- Exercise details
Go through the material and pull out every line with the string "Decode" in it.

(Figure content listings)
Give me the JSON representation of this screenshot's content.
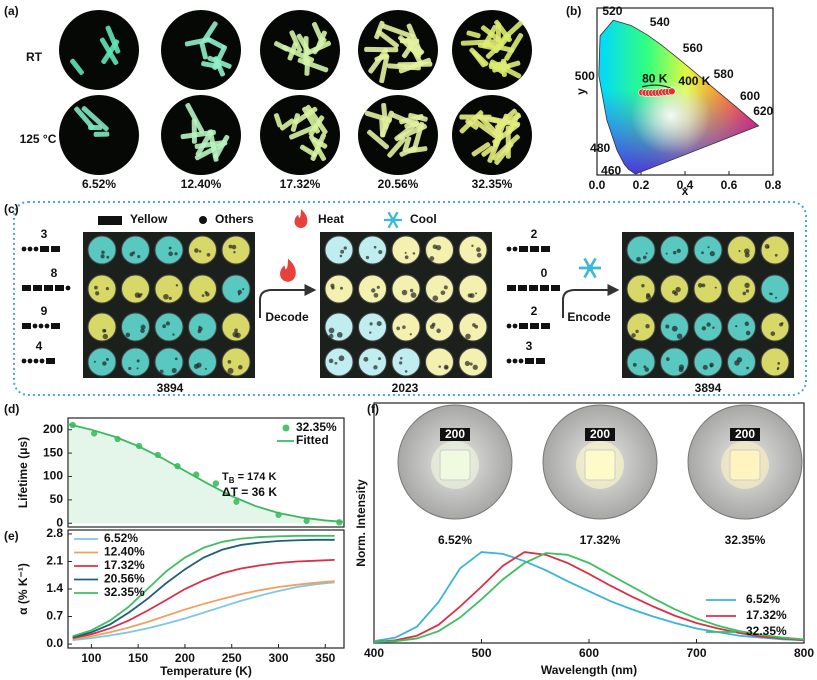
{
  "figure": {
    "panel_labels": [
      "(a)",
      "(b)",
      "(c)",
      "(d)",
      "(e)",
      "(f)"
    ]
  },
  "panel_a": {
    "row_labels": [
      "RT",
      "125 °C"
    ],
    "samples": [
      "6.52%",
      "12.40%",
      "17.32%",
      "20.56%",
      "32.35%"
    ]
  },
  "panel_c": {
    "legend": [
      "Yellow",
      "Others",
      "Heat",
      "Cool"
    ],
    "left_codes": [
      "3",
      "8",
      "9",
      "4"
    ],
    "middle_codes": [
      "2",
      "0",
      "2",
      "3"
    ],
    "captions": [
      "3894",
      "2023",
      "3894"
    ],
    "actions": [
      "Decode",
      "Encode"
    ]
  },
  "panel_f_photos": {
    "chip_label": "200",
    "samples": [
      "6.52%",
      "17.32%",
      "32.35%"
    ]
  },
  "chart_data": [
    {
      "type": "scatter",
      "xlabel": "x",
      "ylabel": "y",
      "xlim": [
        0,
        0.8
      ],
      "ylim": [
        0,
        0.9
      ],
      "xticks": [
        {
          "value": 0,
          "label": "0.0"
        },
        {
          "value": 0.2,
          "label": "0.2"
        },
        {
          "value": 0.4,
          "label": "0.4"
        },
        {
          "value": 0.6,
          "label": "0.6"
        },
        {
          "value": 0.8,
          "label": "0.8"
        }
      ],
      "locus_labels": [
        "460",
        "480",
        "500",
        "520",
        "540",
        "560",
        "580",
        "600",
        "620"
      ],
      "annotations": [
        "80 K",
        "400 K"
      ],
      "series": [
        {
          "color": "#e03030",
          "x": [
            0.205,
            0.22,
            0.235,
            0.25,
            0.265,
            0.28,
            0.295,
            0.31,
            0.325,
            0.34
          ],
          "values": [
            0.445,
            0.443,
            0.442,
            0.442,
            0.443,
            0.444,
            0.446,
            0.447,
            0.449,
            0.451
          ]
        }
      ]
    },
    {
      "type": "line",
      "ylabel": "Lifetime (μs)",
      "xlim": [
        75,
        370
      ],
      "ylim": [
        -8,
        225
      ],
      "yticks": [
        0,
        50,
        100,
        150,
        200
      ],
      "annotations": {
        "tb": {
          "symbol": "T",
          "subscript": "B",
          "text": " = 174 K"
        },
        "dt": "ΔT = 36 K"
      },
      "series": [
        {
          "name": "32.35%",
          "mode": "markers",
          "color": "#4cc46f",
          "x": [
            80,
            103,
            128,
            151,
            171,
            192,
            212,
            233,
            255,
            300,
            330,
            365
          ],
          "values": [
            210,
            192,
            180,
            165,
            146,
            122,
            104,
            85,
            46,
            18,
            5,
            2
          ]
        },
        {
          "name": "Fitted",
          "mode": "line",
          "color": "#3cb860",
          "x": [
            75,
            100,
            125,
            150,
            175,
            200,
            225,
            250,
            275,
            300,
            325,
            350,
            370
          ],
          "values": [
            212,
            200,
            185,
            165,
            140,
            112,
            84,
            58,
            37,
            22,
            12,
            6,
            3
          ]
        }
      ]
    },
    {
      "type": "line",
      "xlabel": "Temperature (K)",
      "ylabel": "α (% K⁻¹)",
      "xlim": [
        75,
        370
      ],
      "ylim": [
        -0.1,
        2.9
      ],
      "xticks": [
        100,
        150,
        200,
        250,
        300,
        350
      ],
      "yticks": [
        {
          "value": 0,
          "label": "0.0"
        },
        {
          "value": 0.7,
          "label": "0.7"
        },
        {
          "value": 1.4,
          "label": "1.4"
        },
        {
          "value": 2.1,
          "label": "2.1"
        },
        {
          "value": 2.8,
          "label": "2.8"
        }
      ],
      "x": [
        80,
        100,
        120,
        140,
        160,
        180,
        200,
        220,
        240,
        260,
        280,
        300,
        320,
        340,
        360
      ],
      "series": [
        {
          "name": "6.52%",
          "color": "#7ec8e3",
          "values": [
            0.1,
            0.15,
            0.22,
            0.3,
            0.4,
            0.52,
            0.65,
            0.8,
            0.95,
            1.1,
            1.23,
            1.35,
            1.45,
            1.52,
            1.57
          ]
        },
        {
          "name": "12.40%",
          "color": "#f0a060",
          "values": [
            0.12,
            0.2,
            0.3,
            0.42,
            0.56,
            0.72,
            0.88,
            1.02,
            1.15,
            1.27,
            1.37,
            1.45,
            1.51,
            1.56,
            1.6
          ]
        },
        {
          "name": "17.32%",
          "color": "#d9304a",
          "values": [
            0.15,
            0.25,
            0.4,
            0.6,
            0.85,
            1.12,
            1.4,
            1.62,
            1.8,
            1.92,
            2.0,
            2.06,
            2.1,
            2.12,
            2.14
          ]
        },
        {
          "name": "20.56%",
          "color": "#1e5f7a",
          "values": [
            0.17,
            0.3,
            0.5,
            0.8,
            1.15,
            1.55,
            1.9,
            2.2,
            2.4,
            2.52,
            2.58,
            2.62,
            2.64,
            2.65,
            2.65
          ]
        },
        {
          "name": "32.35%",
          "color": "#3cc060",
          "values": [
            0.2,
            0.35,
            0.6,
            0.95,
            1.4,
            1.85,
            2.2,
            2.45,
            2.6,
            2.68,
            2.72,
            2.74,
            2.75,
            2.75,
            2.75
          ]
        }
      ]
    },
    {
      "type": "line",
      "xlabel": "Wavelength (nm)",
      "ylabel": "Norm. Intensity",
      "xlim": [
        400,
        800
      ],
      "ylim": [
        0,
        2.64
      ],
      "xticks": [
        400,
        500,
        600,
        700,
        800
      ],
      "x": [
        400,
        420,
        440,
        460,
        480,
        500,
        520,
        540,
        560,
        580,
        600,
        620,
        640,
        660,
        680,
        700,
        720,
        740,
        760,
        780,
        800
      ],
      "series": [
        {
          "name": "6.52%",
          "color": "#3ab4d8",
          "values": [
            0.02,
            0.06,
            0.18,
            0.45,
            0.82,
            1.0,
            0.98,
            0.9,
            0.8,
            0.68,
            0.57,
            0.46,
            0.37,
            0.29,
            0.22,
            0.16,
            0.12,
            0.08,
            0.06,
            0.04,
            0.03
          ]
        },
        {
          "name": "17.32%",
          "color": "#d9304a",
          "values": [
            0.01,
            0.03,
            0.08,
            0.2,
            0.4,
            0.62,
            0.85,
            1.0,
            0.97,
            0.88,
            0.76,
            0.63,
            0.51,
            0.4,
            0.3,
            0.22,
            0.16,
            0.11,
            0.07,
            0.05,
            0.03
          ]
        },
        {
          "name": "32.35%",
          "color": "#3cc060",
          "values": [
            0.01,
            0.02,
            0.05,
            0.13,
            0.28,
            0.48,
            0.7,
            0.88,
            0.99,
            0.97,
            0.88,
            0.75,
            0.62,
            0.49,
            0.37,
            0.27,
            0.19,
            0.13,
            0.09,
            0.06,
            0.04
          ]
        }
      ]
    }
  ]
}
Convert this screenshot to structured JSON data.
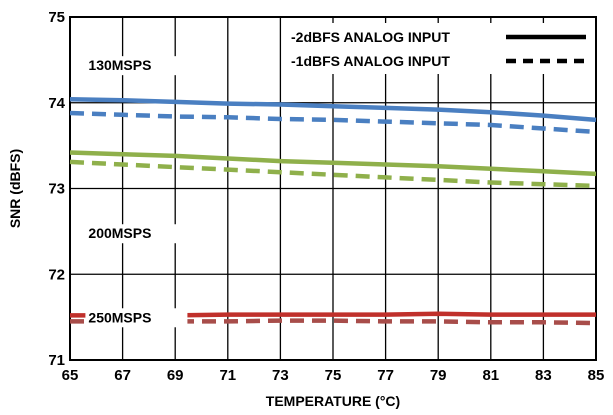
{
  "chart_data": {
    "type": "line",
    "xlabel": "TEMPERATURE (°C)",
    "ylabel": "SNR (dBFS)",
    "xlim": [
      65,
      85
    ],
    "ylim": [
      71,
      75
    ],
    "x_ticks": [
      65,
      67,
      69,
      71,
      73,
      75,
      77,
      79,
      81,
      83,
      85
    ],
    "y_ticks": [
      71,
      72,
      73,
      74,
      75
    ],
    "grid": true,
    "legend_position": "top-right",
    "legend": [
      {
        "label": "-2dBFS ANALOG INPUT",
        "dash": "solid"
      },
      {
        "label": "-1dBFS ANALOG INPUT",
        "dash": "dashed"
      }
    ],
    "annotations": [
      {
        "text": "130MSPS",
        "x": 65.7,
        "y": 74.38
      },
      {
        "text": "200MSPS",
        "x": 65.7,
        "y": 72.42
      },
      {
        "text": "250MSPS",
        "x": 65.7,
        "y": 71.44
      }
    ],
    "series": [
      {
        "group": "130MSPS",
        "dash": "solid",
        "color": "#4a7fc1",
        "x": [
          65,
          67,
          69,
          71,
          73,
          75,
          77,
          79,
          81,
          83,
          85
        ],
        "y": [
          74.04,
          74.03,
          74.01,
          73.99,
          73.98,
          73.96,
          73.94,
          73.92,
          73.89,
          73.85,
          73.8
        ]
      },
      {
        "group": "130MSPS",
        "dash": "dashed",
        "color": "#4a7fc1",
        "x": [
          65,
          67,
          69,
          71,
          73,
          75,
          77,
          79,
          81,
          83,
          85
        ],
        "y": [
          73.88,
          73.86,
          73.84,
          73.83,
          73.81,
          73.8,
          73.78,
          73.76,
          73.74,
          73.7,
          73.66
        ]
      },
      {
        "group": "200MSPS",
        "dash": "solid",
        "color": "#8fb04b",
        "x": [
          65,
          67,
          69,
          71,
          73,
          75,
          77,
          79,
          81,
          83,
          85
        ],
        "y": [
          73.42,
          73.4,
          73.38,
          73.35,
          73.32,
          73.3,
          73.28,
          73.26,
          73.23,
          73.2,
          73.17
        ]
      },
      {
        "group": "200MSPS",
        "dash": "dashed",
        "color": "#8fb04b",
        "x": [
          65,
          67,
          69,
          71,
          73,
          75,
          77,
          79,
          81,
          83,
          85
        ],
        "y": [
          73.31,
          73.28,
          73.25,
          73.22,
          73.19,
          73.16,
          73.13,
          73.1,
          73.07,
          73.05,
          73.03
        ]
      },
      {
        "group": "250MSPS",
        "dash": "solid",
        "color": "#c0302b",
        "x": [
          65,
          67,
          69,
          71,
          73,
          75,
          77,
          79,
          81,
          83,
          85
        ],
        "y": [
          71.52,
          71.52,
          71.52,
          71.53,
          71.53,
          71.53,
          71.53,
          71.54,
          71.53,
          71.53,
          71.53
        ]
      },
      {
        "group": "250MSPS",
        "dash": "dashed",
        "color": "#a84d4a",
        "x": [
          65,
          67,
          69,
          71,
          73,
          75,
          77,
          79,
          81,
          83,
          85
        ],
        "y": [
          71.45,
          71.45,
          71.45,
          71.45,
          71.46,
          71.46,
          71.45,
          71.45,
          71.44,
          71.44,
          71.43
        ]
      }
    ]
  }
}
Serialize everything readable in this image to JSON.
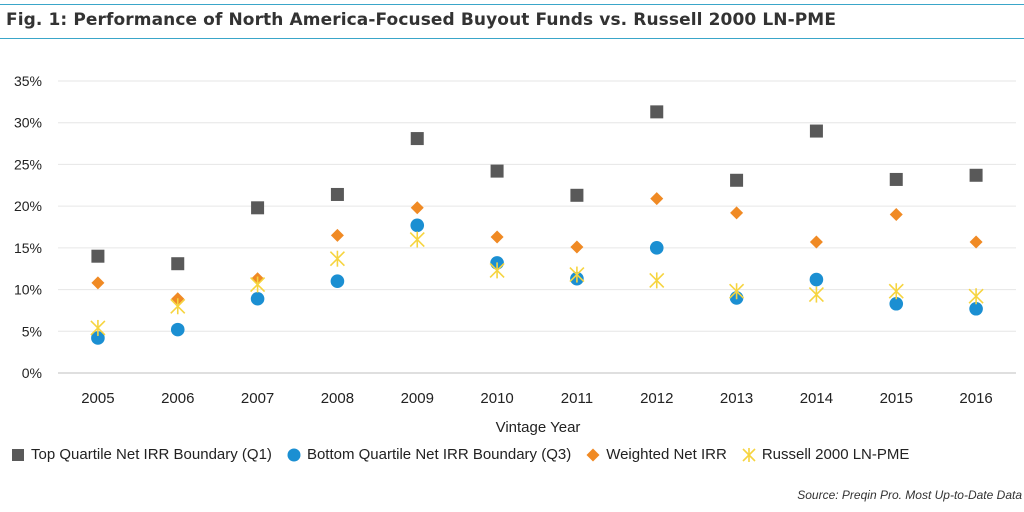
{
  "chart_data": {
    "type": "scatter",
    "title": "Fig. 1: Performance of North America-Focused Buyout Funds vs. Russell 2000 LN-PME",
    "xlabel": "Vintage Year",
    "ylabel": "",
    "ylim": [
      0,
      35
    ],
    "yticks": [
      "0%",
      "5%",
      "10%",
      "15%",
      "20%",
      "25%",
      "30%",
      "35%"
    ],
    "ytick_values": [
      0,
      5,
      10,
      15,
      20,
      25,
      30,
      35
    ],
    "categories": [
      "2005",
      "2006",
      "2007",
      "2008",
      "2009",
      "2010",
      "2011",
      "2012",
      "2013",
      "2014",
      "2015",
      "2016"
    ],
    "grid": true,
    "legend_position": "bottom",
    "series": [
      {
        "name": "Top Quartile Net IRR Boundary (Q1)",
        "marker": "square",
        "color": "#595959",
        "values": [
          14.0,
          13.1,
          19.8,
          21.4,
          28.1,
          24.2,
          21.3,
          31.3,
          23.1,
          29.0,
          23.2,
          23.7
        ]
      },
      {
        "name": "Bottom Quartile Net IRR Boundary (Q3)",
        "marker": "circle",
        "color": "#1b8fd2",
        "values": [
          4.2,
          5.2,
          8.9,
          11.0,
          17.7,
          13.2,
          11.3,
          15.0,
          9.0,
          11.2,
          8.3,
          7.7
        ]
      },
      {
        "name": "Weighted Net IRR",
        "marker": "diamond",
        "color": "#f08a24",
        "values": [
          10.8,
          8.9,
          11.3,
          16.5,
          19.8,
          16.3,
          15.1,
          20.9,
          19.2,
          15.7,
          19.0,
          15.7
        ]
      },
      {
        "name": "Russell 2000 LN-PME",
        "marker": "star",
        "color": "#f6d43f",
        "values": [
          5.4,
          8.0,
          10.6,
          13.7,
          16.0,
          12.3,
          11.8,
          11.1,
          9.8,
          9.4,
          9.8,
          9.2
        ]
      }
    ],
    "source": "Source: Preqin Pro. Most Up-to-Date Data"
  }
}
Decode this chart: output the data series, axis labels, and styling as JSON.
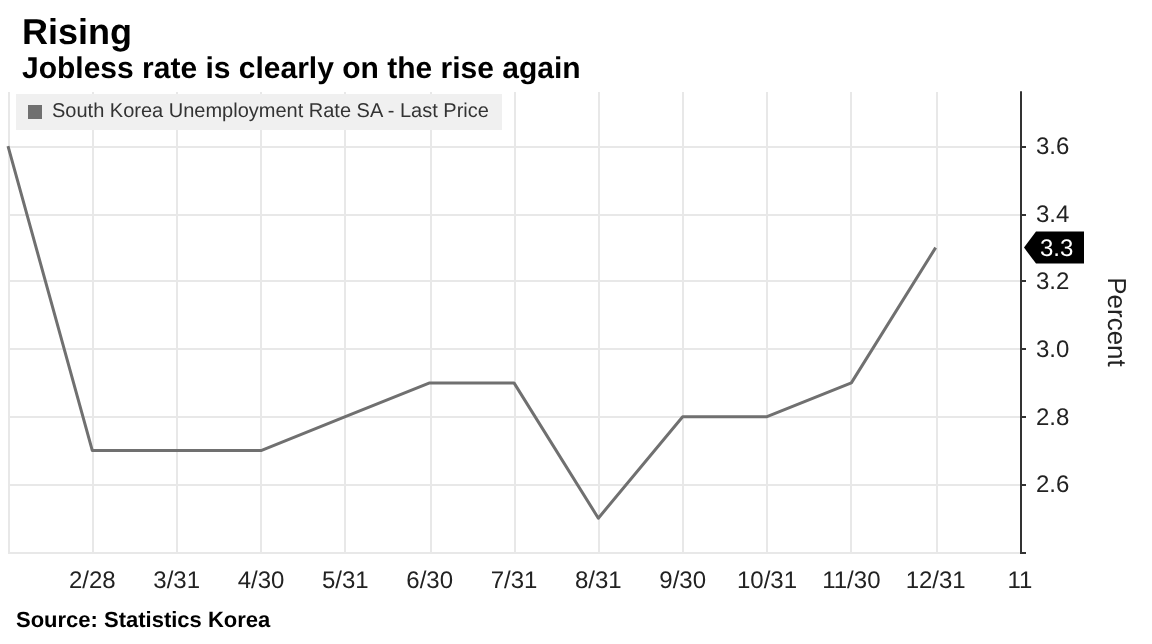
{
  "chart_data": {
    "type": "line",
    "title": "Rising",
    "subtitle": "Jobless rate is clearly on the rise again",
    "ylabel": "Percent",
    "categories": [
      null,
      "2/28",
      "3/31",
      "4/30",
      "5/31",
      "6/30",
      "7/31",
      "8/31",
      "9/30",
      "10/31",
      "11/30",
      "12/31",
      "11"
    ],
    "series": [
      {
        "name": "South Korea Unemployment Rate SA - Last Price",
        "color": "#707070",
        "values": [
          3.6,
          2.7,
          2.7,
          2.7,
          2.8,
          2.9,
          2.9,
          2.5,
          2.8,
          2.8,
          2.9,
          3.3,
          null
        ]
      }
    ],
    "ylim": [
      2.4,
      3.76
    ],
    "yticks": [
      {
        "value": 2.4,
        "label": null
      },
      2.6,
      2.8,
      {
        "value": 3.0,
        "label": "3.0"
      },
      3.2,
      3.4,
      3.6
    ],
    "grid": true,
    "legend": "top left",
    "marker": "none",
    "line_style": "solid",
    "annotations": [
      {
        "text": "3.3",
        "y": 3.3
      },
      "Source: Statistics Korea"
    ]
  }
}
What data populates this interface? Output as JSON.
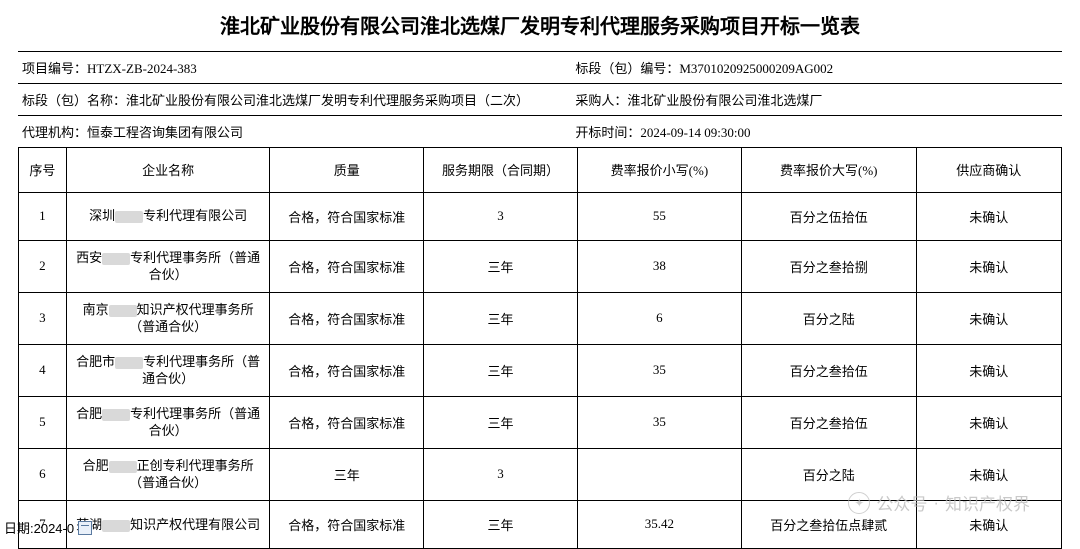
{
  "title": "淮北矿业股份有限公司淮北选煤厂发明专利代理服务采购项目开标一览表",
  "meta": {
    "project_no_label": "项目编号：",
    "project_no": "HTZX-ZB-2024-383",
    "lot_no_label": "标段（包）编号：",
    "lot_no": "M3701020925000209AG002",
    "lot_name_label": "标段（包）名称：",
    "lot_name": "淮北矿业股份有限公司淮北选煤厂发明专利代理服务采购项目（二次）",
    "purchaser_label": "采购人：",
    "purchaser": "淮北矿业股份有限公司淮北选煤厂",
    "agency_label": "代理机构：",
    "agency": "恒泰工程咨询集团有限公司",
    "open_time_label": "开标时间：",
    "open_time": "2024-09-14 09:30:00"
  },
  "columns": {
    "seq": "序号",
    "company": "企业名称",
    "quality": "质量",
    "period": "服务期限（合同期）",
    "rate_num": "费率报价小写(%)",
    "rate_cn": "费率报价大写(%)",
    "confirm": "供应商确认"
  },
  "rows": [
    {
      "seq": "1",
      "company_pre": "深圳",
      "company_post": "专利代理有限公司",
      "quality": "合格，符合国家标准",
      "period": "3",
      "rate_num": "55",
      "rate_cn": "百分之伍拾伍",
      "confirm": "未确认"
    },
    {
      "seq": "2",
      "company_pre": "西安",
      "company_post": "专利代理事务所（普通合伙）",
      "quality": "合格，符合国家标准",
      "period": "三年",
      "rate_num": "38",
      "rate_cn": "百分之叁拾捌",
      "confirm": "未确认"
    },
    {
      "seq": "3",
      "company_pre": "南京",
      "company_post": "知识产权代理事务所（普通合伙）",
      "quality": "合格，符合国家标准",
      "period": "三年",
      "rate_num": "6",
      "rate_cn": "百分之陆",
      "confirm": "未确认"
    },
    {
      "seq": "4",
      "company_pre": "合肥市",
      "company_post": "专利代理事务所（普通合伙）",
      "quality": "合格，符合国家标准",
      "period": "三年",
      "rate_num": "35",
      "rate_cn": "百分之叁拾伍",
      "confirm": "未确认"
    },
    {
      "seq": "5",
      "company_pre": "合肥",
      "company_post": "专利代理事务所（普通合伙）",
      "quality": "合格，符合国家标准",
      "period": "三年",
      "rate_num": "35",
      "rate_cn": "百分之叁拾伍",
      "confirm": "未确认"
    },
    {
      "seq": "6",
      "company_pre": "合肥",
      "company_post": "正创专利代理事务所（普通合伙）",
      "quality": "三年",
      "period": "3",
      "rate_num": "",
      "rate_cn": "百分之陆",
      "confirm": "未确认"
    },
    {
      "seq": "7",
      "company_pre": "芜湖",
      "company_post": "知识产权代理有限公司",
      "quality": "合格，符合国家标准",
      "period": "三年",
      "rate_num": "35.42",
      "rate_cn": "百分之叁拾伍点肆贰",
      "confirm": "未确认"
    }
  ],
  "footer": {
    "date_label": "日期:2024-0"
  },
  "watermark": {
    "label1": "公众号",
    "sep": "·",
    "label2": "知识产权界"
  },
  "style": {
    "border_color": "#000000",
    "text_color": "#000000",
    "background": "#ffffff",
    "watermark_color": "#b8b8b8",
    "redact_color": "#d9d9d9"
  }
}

- Answer to this task
      "Decode",
Decode this chart: output the data series, axis labels, and styling as JSON.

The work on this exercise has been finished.